#### OBJECTIVE
In the lines below, find how many contain the word "Colorée" and report that figure alone.

● ● ● ● ● ● ●

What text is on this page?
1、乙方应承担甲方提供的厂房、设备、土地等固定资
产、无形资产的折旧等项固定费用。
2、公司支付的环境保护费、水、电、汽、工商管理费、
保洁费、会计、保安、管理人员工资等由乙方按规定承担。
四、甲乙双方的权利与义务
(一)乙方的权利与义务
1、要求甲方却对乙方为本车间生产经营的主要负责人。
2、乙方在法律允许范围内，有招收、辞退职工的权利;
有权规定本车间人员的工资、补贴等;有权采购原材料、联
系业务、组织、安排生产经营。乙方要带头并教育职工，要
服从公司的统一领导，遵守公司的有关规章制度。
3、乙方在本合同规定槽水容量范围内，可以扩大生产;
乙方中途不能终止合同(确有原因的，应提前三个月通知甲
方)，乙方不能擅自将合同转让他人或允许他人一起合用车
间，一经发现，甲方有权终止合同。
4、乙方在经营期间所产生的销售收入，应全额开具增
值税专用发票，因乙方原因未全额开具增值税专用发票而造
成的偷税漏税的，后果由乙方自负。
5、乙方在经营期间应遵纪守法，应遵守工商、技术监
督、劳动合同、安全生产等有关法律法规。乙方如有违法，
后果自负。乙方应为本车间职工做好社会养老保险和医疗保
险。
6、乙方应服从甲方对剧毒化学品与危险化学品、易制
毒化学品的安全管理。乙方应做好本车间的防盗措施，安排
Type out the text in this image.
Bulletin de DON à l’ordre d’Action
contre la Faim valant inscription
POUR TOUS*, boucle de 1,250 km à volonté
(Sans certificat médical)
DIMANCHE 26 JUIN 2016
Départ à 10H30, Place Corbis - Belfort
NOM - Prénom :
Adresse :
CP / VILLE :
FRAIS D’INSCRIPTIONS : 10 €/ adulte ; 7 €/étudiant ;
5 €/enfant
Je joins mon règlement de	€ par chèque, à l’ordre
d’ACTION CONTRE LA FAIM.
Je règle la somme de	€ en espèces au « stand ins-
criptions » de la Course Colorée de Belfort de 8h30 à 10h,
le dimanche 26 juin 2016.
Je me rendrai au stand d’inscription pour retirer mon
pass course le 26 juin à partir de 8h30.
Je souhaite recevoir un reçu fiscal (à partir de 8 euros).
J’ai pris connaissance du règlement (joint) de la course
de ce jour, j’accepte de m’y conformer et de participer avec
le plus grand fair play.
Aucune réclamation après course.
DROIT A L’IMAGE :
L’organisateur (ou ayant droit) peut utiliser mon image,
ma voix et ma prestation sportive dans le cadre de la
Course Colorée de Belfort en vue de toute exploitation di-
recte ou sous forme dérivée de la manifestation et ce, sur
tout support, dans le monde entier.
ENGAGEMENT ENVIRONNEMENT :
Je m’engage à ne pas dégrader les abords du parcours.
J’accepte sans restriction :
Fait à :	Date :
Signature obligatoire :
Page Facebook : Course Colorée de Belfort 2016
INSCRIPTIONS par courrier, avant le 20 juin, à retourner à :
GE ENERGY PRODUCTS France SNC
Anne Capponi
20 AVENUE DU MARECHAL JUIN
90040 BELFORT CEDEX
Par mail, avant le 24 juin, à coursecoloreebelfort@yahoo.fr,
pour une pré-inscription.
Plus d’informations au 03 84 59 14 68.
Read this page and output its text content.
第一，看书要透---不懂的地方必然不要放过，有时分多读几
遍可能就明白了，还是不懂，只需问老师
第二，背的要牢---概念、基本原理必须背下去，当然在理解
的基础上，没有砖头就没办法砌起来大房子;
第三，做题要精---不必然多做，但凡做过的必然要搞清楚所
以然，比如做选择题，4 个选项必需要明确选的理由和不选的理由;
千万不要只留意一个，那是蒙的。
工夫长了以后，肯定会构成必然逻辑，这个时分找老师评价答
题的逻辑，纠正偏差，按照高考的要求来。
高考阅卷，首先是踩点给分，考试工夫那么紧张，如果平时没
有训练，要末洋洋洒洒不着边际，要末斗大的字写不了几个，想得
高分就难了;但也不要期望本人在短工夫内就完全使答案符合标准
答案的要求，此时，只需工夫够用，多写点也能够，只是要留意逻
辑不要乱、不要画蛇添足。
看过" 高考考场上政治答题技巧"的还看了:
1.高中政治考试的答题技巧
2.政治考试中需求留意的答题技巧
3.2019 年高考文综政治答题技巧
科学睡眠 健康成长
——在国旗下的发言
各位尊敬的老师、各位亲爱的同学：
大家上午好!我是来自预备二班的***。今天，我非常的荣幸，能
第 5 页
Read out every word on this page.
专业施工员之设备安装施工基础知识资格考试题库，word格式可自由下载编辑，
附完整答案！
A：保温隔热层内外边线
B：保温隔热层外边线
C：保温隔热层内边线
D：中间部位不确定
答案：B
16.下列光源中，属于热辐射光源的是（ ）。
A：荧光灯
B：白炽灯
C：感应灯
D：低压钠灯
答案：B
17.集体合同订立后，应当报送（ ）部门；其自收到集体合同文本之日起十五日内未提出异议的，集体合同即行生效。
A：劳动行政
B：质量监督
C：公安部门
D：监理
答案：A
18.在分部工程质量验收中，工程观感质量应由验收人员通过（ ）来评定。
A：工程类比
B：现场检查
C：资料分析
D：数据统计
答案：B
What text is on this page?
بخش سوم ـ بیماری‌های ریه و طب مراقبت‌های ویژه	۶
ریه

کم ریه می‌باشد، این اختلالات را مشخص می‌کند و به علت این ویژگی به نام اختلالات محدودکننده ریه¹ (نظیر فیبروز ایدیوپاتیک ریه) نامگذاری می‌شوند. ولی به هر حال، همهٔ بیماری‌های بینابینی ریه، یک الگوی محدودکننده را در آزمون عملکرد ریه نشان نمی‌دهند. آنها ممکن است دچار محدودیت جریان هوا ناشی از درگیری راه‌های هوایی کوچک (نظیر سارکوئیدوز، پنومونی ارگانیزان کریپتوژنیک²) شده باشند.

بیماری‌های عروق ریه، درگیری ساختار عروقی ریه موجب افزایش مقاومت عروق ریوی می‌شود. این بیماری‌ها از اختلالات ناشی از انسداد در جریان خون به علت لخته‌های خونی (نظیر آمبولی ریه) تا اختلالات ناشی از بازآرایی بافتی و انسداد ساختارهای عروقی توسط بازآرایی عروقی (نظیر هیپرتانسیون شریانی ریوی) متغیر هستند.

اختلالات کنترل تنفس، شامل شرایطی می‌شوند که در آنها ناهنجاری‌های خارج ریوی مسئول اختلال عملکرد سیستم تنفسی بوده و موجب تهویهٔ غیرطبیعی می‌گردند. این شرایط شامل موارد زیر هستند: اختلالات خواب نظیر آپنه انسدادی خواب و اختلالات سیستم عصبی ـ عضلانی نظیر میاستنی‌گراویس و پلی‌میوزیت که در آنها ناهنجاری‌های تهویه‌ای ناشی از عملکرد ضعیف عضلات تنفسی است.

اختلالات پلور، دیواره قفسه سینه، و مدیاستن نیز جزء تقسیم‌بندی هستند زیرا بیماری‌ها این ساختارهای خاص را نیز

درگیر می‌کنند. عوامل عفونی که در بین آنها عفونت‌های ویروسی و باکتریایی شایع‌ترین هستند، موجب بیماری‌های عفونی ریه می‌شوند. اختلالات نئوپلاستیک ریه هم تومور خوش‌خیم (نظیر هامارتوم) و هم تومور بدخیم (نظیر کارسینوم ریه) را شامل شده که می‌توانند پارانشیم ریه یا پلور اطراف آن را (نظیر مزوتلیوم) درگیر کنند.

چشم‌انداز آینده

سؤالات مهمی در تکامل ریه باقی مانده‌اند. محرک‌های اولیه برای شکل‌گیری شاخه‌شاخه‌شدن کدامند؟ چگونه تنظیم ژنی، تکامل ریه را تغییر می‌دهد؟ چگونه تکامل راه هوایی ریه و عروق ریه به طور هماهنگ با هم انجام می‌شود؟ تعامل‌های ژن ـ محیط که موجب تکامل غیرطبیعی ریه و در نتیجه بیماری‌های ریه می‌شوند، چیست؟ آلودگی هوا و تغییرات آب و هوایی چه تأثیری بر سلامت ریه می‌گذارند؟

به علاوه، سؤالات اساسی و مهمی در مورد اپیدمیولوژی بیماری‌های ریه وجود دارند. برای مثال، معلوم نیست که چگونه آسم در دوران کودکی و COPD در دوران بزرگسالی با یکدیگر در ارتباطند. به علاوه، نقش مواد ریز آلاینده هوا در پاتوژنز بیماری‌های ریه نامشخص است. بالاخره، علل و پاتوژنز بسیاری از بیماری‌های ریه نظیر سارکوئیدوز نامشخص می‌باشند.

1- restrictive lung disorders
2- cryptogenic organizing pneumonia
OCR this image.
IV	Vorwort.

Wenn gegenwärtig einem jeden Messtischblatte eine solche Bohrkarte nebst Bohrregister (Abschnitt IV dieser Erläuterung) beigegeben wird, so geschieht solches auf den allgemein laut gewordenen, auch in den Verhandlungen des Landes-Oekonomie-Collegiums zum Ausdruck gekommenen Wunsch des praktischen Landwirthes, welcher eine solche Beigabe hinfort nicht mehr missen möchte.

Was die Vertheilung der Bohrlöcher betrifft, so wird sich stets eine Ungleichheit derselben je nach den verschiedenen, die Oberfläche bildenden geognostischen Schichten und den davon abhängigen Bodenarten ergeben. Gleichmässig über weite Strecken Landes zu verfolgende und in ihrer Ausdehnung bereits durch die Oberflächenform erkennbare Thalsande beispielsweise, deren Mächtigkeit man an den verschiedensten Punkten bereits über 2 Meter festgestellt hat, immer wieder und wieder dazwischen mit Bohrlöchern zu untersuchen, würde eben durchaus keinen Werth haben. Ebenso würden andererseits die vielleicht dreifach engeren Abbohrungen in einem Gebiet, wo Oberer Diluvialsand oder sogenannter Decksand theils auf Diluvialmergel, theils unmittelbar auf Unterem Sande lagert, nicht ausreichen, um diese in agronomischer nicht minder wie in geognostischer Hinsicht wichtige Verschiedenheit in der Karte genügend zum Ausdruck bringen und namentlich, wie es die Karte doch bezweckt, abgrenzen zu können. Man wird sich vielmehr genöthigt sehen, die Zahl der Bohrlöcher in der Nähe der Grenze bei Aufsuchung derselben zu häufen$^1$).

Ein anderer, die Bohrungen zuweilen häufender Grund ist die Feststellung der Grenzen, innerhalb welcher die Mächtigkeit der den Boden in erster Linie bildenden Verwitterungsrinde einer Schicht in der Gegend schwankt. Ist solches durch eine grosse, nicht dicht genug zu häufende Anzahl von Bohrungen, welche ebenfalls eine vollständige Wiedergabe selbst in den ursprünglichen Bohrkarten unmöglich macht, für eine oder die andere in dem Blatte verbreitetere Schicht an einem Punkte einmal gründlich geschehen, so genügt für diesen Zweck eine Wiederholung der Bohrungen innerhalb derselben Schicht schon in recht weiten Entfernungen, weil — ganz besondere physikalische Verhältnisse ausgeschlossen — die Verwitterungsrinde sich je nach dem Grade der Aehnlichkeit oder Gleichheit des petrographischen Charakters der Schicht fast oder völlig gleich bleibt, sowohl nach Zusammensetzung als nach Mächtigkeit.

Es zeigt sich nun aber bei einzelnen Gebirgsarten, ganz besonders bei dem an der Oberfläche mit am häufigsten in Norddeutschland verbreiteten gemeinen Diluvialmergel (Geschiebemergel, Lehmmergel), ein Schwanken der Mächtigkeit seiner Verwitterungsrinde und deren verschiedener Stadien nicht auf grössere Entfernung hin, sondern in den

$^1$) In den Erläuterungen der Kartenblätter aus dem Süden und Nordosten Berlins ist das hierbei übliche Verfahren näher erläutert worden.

● ● ● ● ● ● ●

#### RIGHT ANSWER
3